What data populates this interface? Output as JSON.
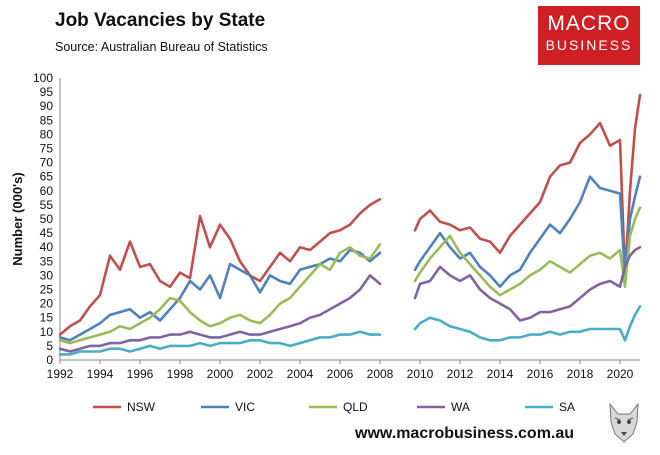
{
  "header": {
    "title": "Job Vacancies by State",
    "source": "Source: Australian Bureau of Statistics",
    "logo_line1": "MACRO",
    "logo_line2": "BUSINESS",
    "website": "www.macrobusiness.com.au"
  },
  "chart_data": {
    "type": "line",
    "title": "Job Vacancies by State",
    "xlabel": "",
    "ylabel": "Number (000's)",
    "xlim": [
      1992,
      2021
    ],
    "ylim": [
      0,
      100
    ],
    "yticks": [
      0,
      5,
      10,
      15,
      20,
      25,
      30,
      35,
      40,
      45,
      50,
      55,
      60,
      65,
      70,
      75,
      80,
      85,
      90,
      95,
      100
    ],
    "xticks": [
      "1992",
      "1994",
      "1996",
      "1998",
      "2000",
      "2002",
      "2004",
      "2006",
      "2008",
      "2010",
      "2012",
      "2014",
      "2016",
      "2018",
      "2020"
    ],
    "gap": [
      2008.6,
      2009.6
    ],
    "legend_position": "bottom",
    "series": [
      {
        "name": "NSW",
        "color": "#c0504d",
        "x": [
          1992,
          1992.5,
          1993,
          1993.5,
          1994,
          1994.5,
          1995,
          1995.5,
          1996,
          1996.5,
          1997,
          1997.5,
          1998,
          1998.5,
          1999,
          1999.5,
          2000,
          2000.5,
          2001,
          2001.5,
          2002,
          2002.5,
          2003,
          2003.5,
          2004,
          2004.5,
          2005,
          2005.5,
          2006,
          2006.5,
          2007,
          2007.5,
          2008,
          2009.75,
          2010,
          2010.5,
          2011,
          2011.5,
          2012,
          2012.5,
          2013,
          2013.5,
          2014,
          2014.5,
          2015,
          2015.5,
          2016,
          2016.5,
          2017,
          2017.5,
          2018,
          2018.5,
          2019,
          2019.5,
          2020,
          2020.25,
          2020.5,
          2020.75,
          2021
        ],
        "y": [
          9,
          12,
          14,
          19,
          23,
          37,
          32,
          42,
          33,
          34,
          28,
          26,
          31,
          29,
          51,
          40,
          48,
          43,
          35,
          30,
          28,
          33,
          38,
          35,
          40,
          39,
          42,
          45,
          46,
          48,
          52,
          55,
          57,
          46,
          50,
          53,
          49,
          48,
          46,
          47,
          43,
          42,
          38,
          44,
          48,
          52,
          56,
          65,
          69,
          70,
          77,
          80,
          84,
          76,
          78,
          30,
          60,
          82,
          94
        ]
      },
      {
        "name": "VIC",
        "color": "#4f81bd",
        "x": [
          1992,
          1992.5,
          1993,
          1993.5,
          1994,
          1994.5,
          1995,
          1995.5,
          1996,
          1996.5,
          1997,
          1997.5,
          1998,
          1998.5,
          1999,
          1999.5,
          2000,
          2000.5,
          2001,
          2001.5,
          2002,
          2002.5,
          2003,
          2003.5,
          2004,
          2004.5,
          2005,
          2005.5,
          2006,
          2006.5,
          2007,
          2007.5,
          2008,
          2009.75,
          2010,
          2010.5,
          2011,
          2011.5,
          2012,
          2012.5,
          2013,
          2013.5,
          2014,
          2014.5,
          2015,
          2015.5,
          2016,
          2016.5,
          2017,
          2017.5,
          2018,
          2018.5,
          2019,
          2019.5,
          2020,
          2020.25,
          2020.5,
          2020.75,
          2021
        ],
        "y": [
          8,
          7,
          9,
          11,
          13,
          16,
          17,
          18,
          15,
          17,
          14,
          18,
          22,
          28,
          25,
          30,
          22,
          34,
          32,
          30,
          24,
          30,
          28,
          27,
          32,
          33,
          34,
          36,
          35,
          39,
          38,
          35,
          38,
          32,
          35,
          40,
          45,
          40,
          36,
          38,
          33,
          30,
          26,
          30,
          32,
          38,
          43,
          48,
          45,
          50,
          56,
          65,
          61,
          60,
          59,
          30,
          50,
          58,
          65
        ]
      },
      {
        "name": "QLD",
        "color": "#9bbb59",
        "x": [
          1992,
          1992.5,
          1993,
          1993.5,
          1994,
          1994.5,
          1995,
          1995.5,
          1996,
          1996.5,
          1997,
          1997.5,
          1998,
          1998.5,
          1999,
          1999.5,
          2000,
          2000.5,
          2001,
          2001.5,
          2002,
          2002.5,
          2003,
          2003.5,
          2004,
          2004.5,
          2005,
          2005.5,
          2006,
          2006.5,
          2007,
          2007.5,
          2008,
          2009.75,
          2010,
          2010.5,
          2011,
          2011.5,
          2012,
          2012.5,
          2013,
          2013.5,
          2014,
          2014.5,
          2015,
          2015.5,
          2016,
          2016.5,
          2017,
          2017.5,
          2018,
          2018.5,
          2019,
          2019.5,
          2020,
          2020.25,
          2020.5,
          2020.75,
          2021
        ],
        "y": [
          7,
          6,
          7,
          8,
          9,
          10,
          12,
          11,
          13,
          15,
          18,
          22,
          21,
          17,
          14,
          12,
          13,
          15,
          16,
          14,
          13,
          16,
          20,
          22,
          26,
          30,
          34,
          32,
          38,
          40,
          37,
          36,
          41,
          28,
          31,
          36,
          40,
          44,
          38,
          34,
          30,
          26,
          23,
          25,
          27,
          30,
          32,
          35,
          33,
          31,
          34,
          37,
          38,
          36,
          39,
          26,
          44,
          50,
          54
        ]
      },
      {
        "name": "WA",
        "color": "#8064a2",
        "x": [
          1992,
          1992.5,
          1993,
          1993.5,
          1994,
          1994.5,
          1995,
          1995.5,
          1996,
          1996.5,
          1997,
          1997.5,
          1998,
          1998.5,
          1999,
          1999.5,
          2000,
          2000.5,
          2001,
          2001.5,
          2002,
          2002.5,
          2003,
          2003.5,
          2004,
          2004.5,
          2005,
          2005.5,
          2006,
          2006.5,
          2007,
          2007.5,
          2008,
          2009.75,
          2010,
          2010.5,
          2011,
          2011.5,
          2012,
          2012.5,
          2013,
          2013.5,
          2014,
          2014.5,
          2015,
          2015.5,
          2016,
          2016.5,
          2017,
          2017.5,
          2018,
          2018.5,
          2019,
          2019.5,
          2020,
          2020.25,
          2020.5,
          2020.75,
          2021
        ],
        "y": [
          4,
          3,
          4,
          5,
          5,
          6,
          6,
          7,
          7,
          8,
          8,
          9,
          9,
          10,
          9,
          8,
          8,
          9,
          10,
          9,
          9,
          10,
          11,
          12,
          13,
          15,
          16,
          18,
          20,
          22,
          25,
          30,
          27,
          22,
          27,
          28,
          33,
          30,
          28,
          30,
          25,
          22,
          20,
          18,
          14,
          15,
          17,
          17,
          18,
          19,
          22,
          25,
          27,
          28,
          26,
          33,
          37,
          39,
          40
        ]
      },
      {
        "name": "SA",
        "color": "#4bacc6",
        "x": [
          1992,
          1992.5,
          1993,
          1993.5,
          1994,
          1994.5,
          1995,
          1995.5,
          1996,
          1996.5,
          1997,
          1997.5,
          1998,
          1998.5,
          1999,
          1999.5,
          2000,
          2000.5,
          2001,
          2001.5,
          2002,
          2002.5,
          2003,
          2003.5,
          2004,
          2004.5,
          2005,
          2005.5,
          2006,
          2006.5,
          2007,
          2007.5,
          2008,
          2009.75,
          2010,
          2010.5,
          2011,
          2011.5,
          2012,
          2012.5,
          2013,
          2013.5,
          2014,
          2014.5,
          2015,
          2015.5,
          2016,
          2016.5,
          2017,
          2017.5,
          2018,
          2018.5,
          2019,
          2019.5,
          2020,
          2020.25,
          2020.5,
          2020.75,
          2021
        ],
        "y": [
          2,
          2,
          3,
          3,
          3,
          4,
          4,
          3,
          4,
          5,
          4,
          5,
          5,
          5,
          6,
          5,
          6,
          6,
          6,
          7,
          7,
          6,
          6,
          5,
          6,
          7,
          8,
          8,
          9,
          9,
          10,
          9,
          9,
          11,
          13,
          15,
          14,
          12,
          11,
          10,
          8,
          7,
          7,
          8,
          8,
          9,
          9,
          10,
          9,
          10,
          10,
          11,
          11,
          11,
          11,
          7,
          12,
          16,
          19
        ]
      }
    ]
  },
  "icons": {
    "wolf": "wolf-logo-icon"
  }
}
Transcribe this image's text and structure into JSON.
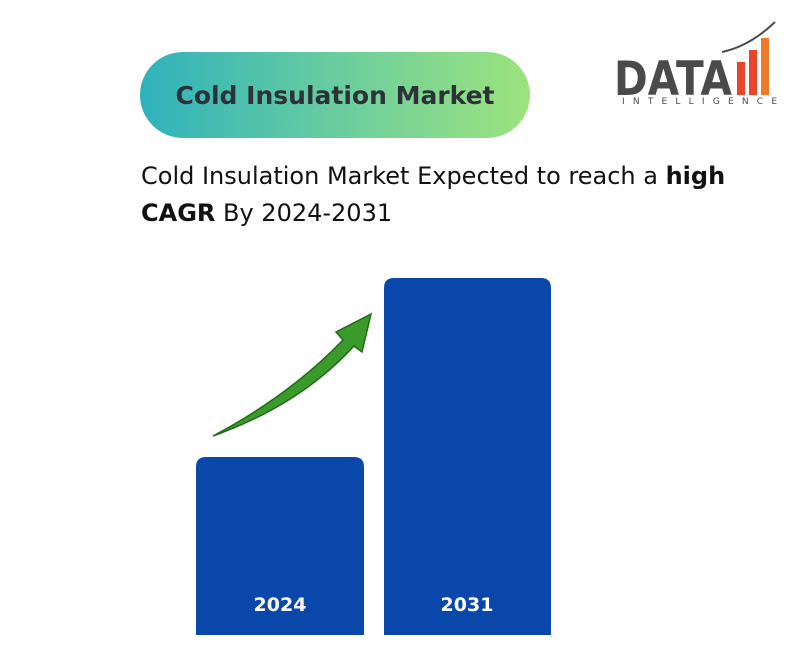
{
  "header": {
    "title": "Cold Insulation Market",
    "logo": {
      "name": "DATA",
      "tagline": "INTELLIGENCE"
    }
  },
  "subtitle": {
    "parts": [
      "Cold Insulation Market Expected to reach a ",
      "high",
      " CAGR",
      " By 2024-2031"
    ]
  },
  "bars": [
    {
      "label": "2024"
    },
    {
      "label": "2031"
    }
  ]
}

---

WHAT IS NEEDED: Track down every line holding the string "Market" and copy it.

ANSWER TO THIS TASK:
    "title": "Cold Insulation Market",
      "Cold Insulation Market Expected to reach a ",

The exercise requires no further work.